§ **DATA SHOWN**:
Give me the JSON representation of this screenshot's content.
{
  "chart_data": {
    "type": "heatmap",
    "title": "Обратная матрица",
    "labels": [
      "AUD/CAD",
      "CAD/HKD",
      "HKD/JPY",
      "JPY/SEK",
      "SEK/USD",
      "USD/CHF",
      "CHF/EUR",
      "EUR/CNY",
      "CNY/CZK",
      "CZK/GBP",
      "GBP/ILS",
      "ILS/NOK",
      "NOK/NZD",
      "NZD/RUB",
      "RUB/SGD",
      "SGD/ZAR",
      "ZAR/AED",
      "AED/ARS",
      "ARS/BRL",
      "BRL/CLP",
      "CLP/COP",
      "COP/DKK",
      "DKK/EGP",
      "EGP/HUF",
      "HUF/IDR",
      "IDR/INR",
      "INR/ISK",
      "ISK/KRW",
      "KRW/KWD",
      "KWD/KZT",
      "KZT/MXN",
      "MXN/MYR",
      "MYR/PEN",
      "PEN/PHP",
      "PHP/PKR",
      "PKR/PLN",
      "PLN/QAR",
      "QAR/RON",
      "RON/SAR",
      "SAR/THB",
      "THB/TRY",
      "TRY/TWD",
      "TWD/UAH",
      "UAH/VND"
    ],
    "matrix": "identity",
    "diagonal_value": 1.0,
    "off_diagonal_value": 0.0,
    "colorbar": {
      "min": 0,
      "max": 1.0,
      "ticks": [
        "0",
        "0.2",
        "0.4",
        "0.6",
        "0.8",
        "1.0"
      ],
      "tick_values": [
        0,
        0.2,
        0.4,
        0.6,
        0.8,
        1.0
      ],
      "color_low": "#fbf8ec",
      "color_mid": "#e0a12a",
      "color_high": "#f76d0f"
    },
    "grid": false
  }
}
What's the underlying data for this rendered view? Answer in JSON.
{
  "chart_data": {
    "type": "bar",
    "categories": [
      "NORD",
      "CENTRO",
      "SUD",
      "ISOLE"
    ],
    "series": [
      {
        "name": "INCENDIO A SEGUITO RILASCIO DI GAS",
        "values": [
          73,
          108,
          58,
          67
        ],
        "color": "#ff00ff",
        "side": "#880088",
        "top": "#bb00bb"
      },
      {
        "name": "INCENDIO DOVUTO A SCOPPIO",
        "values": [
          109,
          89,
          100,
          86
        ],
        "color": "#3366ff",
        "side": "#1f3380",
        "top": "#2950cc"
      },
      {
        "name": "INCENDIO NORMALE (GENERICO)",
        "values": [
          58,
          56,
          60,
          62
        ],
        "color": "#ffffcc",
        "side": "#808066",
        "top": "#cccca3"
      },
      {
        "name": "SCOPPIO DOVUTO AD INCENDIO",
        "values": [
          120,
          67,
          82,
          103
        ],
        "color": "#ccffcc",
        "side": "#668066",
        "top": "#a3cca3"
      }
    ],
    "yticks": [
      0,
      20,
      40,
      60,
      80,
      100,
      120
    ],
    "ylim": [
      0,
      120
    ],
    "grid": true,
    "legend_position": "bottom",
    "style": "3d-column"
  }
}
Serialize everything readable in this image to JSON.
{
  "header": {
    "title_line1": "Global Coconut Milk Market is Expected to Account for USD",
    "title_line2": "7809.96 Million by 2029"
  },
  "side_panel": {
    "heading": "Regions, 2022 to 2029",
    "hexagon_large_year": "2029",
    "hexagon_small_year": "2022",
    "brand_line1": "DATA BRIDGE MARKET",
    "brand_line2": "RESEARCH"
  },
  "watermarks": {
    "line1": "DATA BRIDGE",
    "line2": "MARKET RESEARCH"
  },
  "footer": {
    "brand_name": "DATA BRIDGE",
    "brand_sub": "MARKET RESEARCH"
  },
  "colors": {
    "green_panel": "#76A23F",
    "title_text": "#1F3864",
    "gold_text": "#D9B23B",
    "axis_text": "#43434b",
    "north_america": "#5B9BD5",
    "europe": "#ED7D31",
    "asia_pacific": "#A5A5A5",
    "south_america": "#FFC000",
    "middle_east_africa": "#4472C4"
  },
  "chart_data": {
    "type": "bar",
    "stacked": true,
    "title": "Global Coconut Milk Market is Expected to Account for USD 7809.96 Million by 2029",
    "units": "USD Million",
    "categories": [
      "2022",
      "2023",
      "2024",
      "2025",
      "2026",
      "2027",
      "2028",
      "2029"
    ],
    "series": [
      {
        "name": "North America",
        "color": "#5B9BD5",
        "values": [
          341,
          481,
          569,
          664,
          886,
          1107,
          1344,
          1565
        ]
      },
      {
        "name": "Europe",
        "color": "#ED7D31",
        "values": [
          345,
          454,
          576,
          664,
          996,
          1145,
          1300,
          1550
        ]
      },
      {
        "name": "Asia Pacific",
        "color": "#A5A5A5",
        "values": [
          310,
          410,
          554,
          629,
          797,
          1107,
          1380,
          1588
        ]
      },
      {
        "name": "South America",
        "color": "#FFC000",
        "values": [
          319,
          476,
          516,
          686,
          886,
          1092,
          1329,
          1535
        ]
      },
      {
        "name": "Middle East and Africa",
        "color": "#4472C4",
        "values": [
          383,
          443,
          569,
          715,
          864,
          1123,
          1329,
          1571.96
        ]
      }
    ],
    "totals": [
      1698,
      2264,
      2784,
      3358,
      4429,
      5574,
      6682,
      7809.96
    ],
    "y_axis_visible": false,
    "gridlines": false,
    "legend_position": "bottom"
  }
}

§ **WHAT IS BEING ASKED**: Retype each record exactly, leaving nothing out.

§ **PROBLEM SOLUTION**:
Give me the JSON representation of this screenshot's content.
{
  "chart_data": {
    "type": "heatmap",
    "title": "Обратная матрица",
    "labels": [
      "AUD/CAD",
      "CAD/HKD",
      "HKD/JPY",
      "JPY/SEK",
      "SEK/USD",
      "USD/CHF",
      "CHF/EUR",
      "EUR/CNY",
      "CNY/CZK",
      "CZK/GBP",
      "GBP/ILS",
      "ILS/NOK",
      "NOK/NZD",
      "NZD/RUB",
      "RUB/SGD",
      "SGD/ZAR",
      "ZAR/AED",
      "AED/ARS",
      "ARS/BRL",
      "BRL/CLP",
      "CLP/COP",
      "COP/DKK",
      "DKK/EGP",
      "EGP/HUF",
      "HUF/IDR",
      "IDR/INR",
      "INR/ISK",
      "ISK/KRW",
      "KRW/KWD",
      "KWD/KZT",
      "KZT/MXN",
      "MXN/MYR",
      "MYR/PEN",
      "PEN/PHP",
      "PHP/PKR",
      "PKR/PLN",
      "PLN/QAR",
      "QAR/RON",
      "RON/SAR",
      "SAR/THB",
      "THB/TRY",
      "TRY/TWD",
      "TWD/UAH",
      "UAH/VND"
    ],
    "matrix": "identity",
    "diagonal_value": 1.0,
    "off_diagonal_value": 0.0,
    "colorbar": {
      "min": 0,
      "max": 1.0,
      "ticks": [
        "0",
        "0.2",
        "0.4",
        "0.6",
        "0.8",
        "1.0"
      ],
      "tick_values": [
        0,
        0.2,
        0.4,
        0.6,
        0.8,
        1.0
      ],
      "color_low": "#fbf8ec",
      "color_mid": "#e0a12a",
      "color_high": "#f76d0f"
    },
    "grid": false
  }
}
What's the underlying data for this rendered view? Answer in JSON.
{
  "chart_data": {
    "type": "bar",
    "categories": [
      "NORD",
      "CENTRO",
      "SUD",
      "ISOLE"
    ],
    "series": [
      {
        "name": "INCENDIO A SEGUITO RILASCIO DI GAS",
        "values": [
          73,
          108,
          58,
          67
        ],
        "color": "#ff00ff",
        "side": "#880088",
        "top": "#bb00bb"
      },
      {
        "name": "INCENDIO DOVUTO A SCOPPIO",
        "values": [
          109,
          89,
          100,
          86
        ],
        "color": "#3366ff",
        "side": "#1f3380",
        "top": "#2950cc"
      },
      {
        "name": "INCENDIO NORMALE (GENERICO)",
        "values": [
          58,
          56,
          60,
          62
        ],
        "color": "#ffffcc",
        "side": "#808066",
        "top": "#cccca3"
      },
      {
        "name": "SCOPPIO DOVUTO AD INCENDIO",
        "values": [
          120,
          67,
          82,
          103
        ],
        "color": "#ccffcc",
        "side": "#668066",
        "top": "#a3cca3"
      }
    ],
    "yticks": [
      0,
      20,
      40,
      60,
      80,
      100,
      120
    ],
    "ylim": [
      0,
      120
    ],
    "grid": true,
    "legend_position": "bottom",
    "style": "3d-column"
  }
}
Serialize everything readable in this image to JSON.
{
  "header": {
    "title_line1": "Global Coconut Milk Market is Expected to Account for USD",
    "title_line2": "7809.96 Million by 2029"
  },
  "side_panel": {
    "heading": "Regions, 2022 to 2029",
    "hexagon_large_year": "2029",
    "hexagon_small_year": "2022",
    "brand_line1": "DATA BRIDGE MARKET",
    "brand_line2": "RESEARCH"
  },
  "watermarks": {
    "line1": "DATA BRIDGE",
    "line2": "MARKET RESEARCH"
  },
  "footer": {
    "brand_name": "DATA BRIDGE",
    "brand_sub": "MARKET RESEARCH"
  },
  "colors": {
    "green_panel": "#76A23F",
    "title_text": "#1F3864",
    "gold_text": "#D9B23B",
    "axis_text": "#43434b",
    "north_america": "#5B9BD5",
    "europe": "#ED7D31",
    "asia_pacific": "#A5A5A5",
    "south_america": "#FFC000",
    "middle_east_africa": "#4472C4"
  },
  "chart_data": {
    "type": "bar",
    "stacked": true,
    "title": "Global Coconut Milk Market is Expected to Account for USD 7809.96 Million by 2029",
    "units": "USD Million",
    "categories": [
      "2022",
      "2023",
      "2024",
      "2025",
      "2026",
      "2027",
      "2028",
      "2029"
    ],
    "series": [
      {
        "name": "North America",
        "color": "#5B9BD5",
        "values": [
          341,
          481,
          569,
          664,
          886,
          1107,
          1344,
          1565
        ]
      },
      {
        "name": "Europe",
        "color": "#ED7D31",
        "values": [
          345,
          454,
          576,
          664,
          996,
          1145,
          1300,
          1550
        ]
      },
      {
        "name": "Asia Pacific",
        "color": "#A5A5A5",
        "values": [
          310,
          410,
          554,
          629,
          797,
          1107,
          1380,
          1588
        ]
      },
      {
        "name": "South America",
        "color": "#FFC000",
        "values": [
          319,
          476,
          516,
          686,
          886,
          1092,
          1329,
          1535
        ]
      },
      {
        "name": "Middle East and Africa",
        "color": "#4472C4",
        "values": [
          383,
          443,
          569,
          715,
          864,
          1123,
          1329,
          1571.96
        ]
      }
    ],
    "totals": [
      1698,
      2264,
      2784,
      3358,
      4429,
      5574,
      6682,
      7809.96
    ],
    "y_axis_visible": false,
    "gridlines": false,
    "legend_position": "bottom"
  }
}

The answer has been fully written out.